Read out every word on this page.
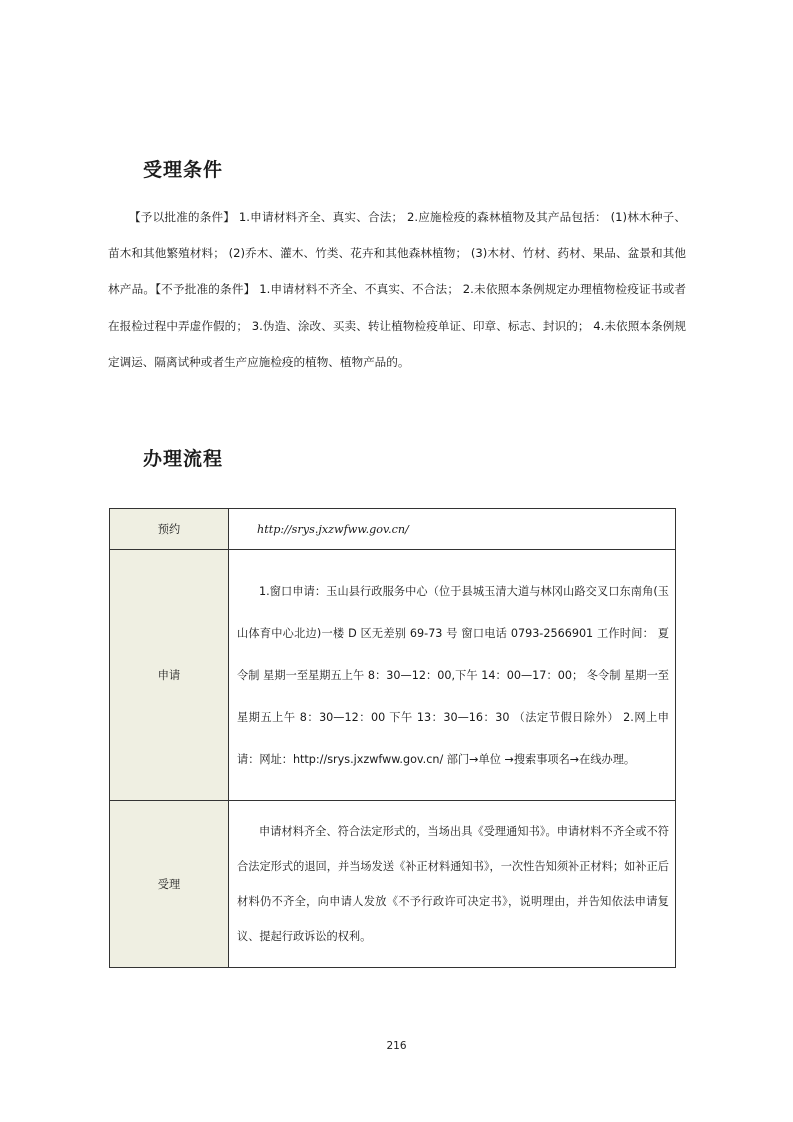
受理条件

【予以批准的条件】 1.申请材料齐全、真实、合法； 2.应施检疫的森林植物及其产品包括： (1)林木种子、苗木和其他繁殖材料； (2)乔木、灌木、竹类、花卉和其他森林植物； (3)木材、竹材、药材、果品、盆景和其他林产品。【不予批准的条件】 1.申请材料不齐全、不真实、不合法； 2.未依照本条例规定办理植物检疫证书或者在报检过程中弄虚作假的； 3.伪造、涂改、买卖、转让植物检疫单证、印章、标志、封识的； 4.未依照本条例规定调运、隔离试种或者生产应施检疫的植物、植物产品的。

办理流程
预约	http://srys.jxzwfww.gov.cn/
申请	1.窗口申请：玉山县行政服务中心（位于县城玉清大道与林冈山路交叉口东南角(玉山体育中心北边)一楼 D 区无差别 69-73 号 窗口电话 0793-2566901 工作时间： 夏令制 星期一至星期五上午 8：30—12：00,下午 14：00—17：00； 冬令制 星期一至星期五上午 8：30—12：00 下午 13：30—16：30 （法定节假日除外） 2.网上申请：网址：http://srys.jxzwfww.gov.cn/ 部门→单位 →搜索事项名→在线办理。

受理	申请材料齐全、符合法定形式的，当场出具《受理通知书》。申请材料不齐全或不符合法定形式的退回，并当场发送《补正材料通知书》，一次性告知须补正材料；如补正后材料仍不齐全，向申请人发放《不予行政许可决定书》，说明理由，并告知依法申请复议、提起行政诉讼的权利。

216
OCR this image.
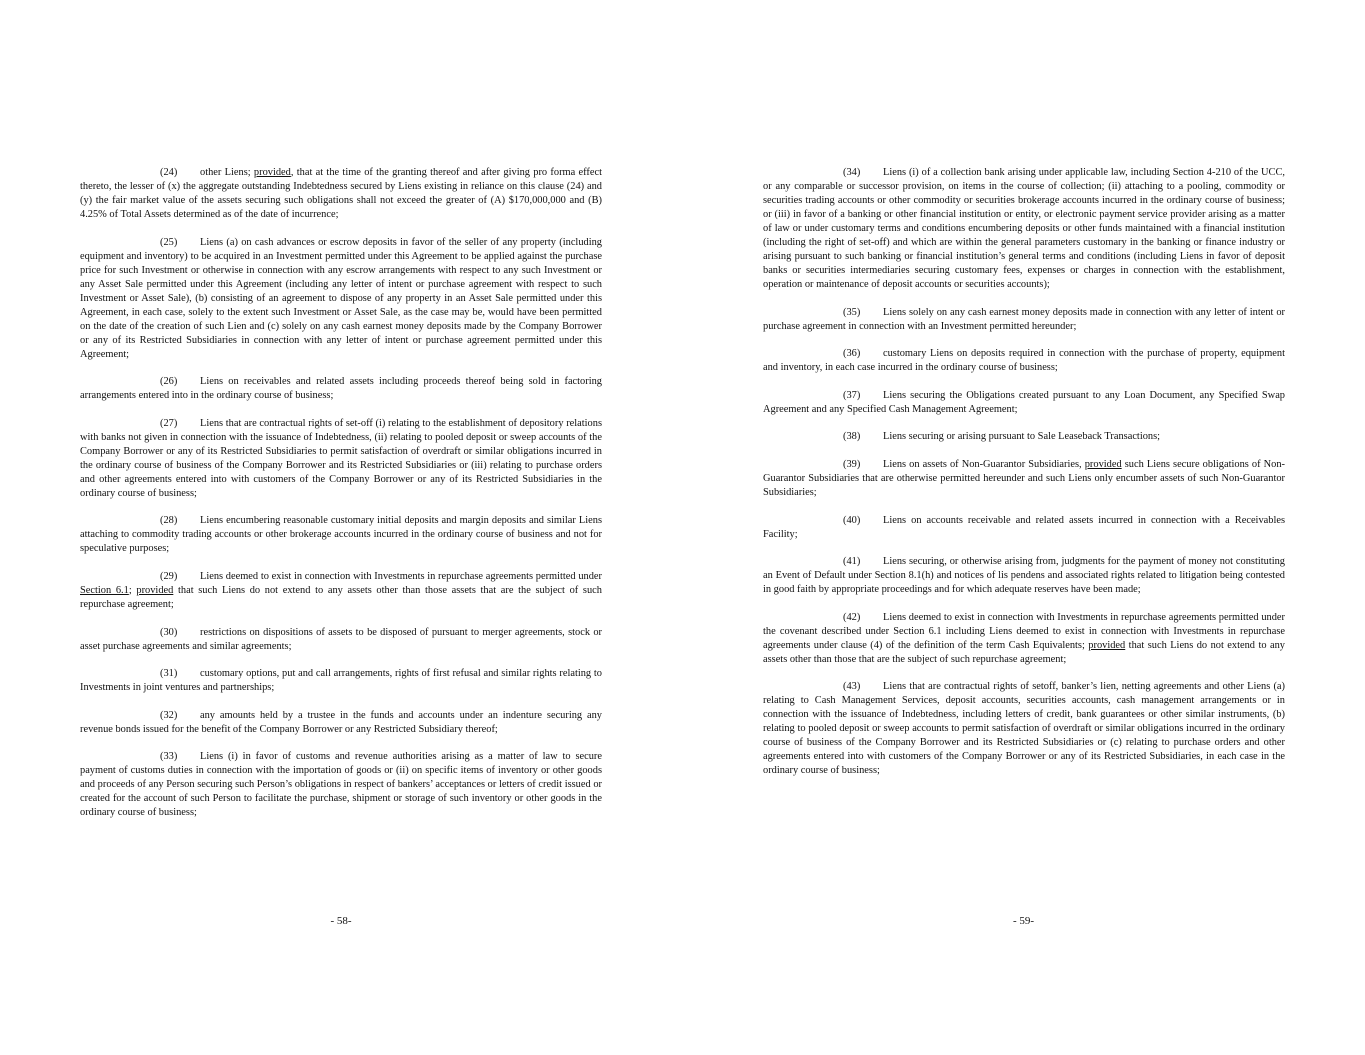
(24) other Liens; provided, that at the time of the granting thereof and after giving pro forma effect thereto, the lesser of (x) the aggregate outstanding Indebtedness secured by Liens existing in reliance on this clause (24) and (y) the fair market value of the assets securing such obligations shall not exceed the greater of (A) $170,000,000 and (B) 4.25% of Total Assets determined as of the date of incurrence;

(25) Liens (a) on cash advances or escrow deposits in favor of the seller of any property (including equipment and inventory) to be acquired in an Investment permitted under this Agreement to be applied against the purchase price for such Investment or otherwise in connection with any escrow arrangements with respect to any such Investment or any Asset Sale permitted under this Agreement (including any letter of intent or purchase agreement with respect to such Investment or Asset Sale), (b) consisting of an agreement to dispose of any property in an Asset Sale permitted under this Agreement, in each case, solely to the extent such Investment or Asset Sale, as the case may be, would have been permitted on the date of the creation of such Lien and (c) solely on any cash earnest money deposits made by the Company Borrower or any of its Restricted Subsidiaries in connection with any letter of intent or purchase agreement permitted under this Agreement;

(26) Liens on receivables and related assets including proceeds thereof being sold in factoring arrangements entered into in the ordinary course of business;

(27) Liens that are contractual rights of set-off (i) relating to the establishment of depository relations with banks not given in connection with the issuance of Indebtedness, (ii) relating to pooled deposit or sweep accounts of the Company Borrower or any of its Restricted Subsidiaries to permit satisfaction of overdraft or similar obligations incurred in the ordinary course of business of the Company Borrower and its Restricted Subsidiaries or (iii) relating to purchase orders and other agreements entered into with customers of the Company Borrower or any of its Restricted Subsidiaries in the ordinary course of business;

(28) Liens encumbering reasonable customary initial deposits and margin deposits and similar Liens attaching to commodity trading accounts or other brokerage accounts incurred in the ordinary course of business and not for speculative purposes;

(29) Liens deemed to exist in connection with Investments in repurchase agreements permitted under Section 6.1; provided that such Liens do not extend to any assets other than those assets that are the subject of such repurchase agreement;

(30) restrictions on dispositions of assets to be disposed of pursuant to merger agreements, stock or asset purchase agreements and similar agreements;

(31) customary options, put and call arrangements, rights of first refusal and similar rights relating to Investments in joint ventures and partnerships;

(32) any amounts held by a trustee in the funds and accounts under an indenture securing any revenue bonds issued for the benefit of the Company Borrower or any Restricted Subsidiary thereof;

(33) Liens (i) in favor of customs and revenue authorities arising as a matter of law to secure payment of customs duties in connection with the importation of goods or (ii) on specific items of inventory or other goods and proceeds of any Person securing such Person’s obligations in respect of bankers’ acceptances or letters of credit issued or created for the account of such Person to facilitate the purchase, shipment or storage of such inventory or other goods in the ordinary course of business;

- 58-

(34) Liens (i) of a collection bank arising under applicable law, including Section 4-210 of the UCC, or any comparable or successor provision, on items in the course of collection; (ii) attaching to a pooling, commodity or securities trading accounts or other commodity or securities brokerage accounts incurred in the ordinary course of business; or (iii) in favor of a banking or other financial institution or entity, or electronic payment service provider arising as a matter of law or under customary terms and conditions encumbering deposits or other funds maintained with a financial institution (including the right of set-off) and which are within the general parameters customary in the banking or finance industry or arising pursuant to such banking or financial institution’s general terms and conditions (including Liens in favor of deposit banks or securities intermediaries securing customary fees, expenses or charges in connection with the establishment, operation or maintenance of deposit accounts or securities accounts);

(35) Liens solely on any cash earnest money deposits made in connection with any letter of intent or purchase agreement in connection with an Investment permitted hereunder;

(36) customary Liens on deposits required in connection with the purchase of property, equipment and inventory, in each case incurred in the ordinary course of business;

(37) Liens securing the Obligations created pursuant to any Loan Document, any Specified Swap Agreement and any Specified Cash Management Agreement;

(38) Liens securing or arising pursuant to Sale Leaseback Transactions;

(39) Liens on assets of Non-Guarantor Subsidiaries, provided such Liens secure obligations of Non-Guarantor Subsidiaries that are otherwise permitted hereunder and such Liens only encumber assets of such Non-Guarantor Subsidiaries;

(40) Liens on accounts receivable and related assets incurred in connection with a Receivables Facility;

(41) Liens securing, or otherwise arising from, judgments for the payment of money not constituting an Event of Default under Section 8.1(h) and notices of lis pendens and associated rights related to litigation being contested in good faith by appropriate proceedings and for which adequate reserves have been made;

(42) Liens deemed to exist in connection with Investments in repurchase agreements permitted under the covenant described under Section 6.1 including Liens deemed to exist in connection with Investments in repurchase agreements under clause (4) of the definition of the term Cash Equivalents; provided that such Liens do not extend to any assets other than those that are the subject of such repurchase agreement;

(43) Liens that are contractual rights of setoff, banker’s lien, netting agreements and other Liens (a) relating to Cash Management Services, deposit accounts, securities accounts, cash management arrangements or in connection with the issuance of Indebtedness, including letters of credit, bank guarantees or other similar instruments, (b) relating to pooled deposit or sweep accounts to permit satisfaction of overdraft or similar obligations incurred in the ordinary course of business of the Company Borrower and its Restricted Subsidiaries or (c) relating to purchase orders and other agreements entered into with customers of the Company Borrower or any of its Restricted Subsidiaries, in each case in the ordinary course of business;

- 59-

· · · ·

[REQUEST] Using the entries above, find all lines with "Investments". Copy them.

[EXPECTED ANSWER]
(29) Liens deemed to exist in connection with Investments in repurchase agreements permitted under Section 6.1; provided that such Liens do not extend to any assets other than those assets that are the subject of such repurchase agreement;
(31) customary options, put and call arrangements, rights of first refusal and similar rights relating to Investments in joint ventures and partnerships;
(42) Liens deemed to exist in connection with Investments in repurchase agreements permitted under the covenant described under Section 6.1 including Liens deemed to exist in connection with Investments in repurchase agreements under clause (4) of the definition of the term Cash Equivalents; provided that such Liens do not extend to any assets other than those that are the subject of such repurchase agreement;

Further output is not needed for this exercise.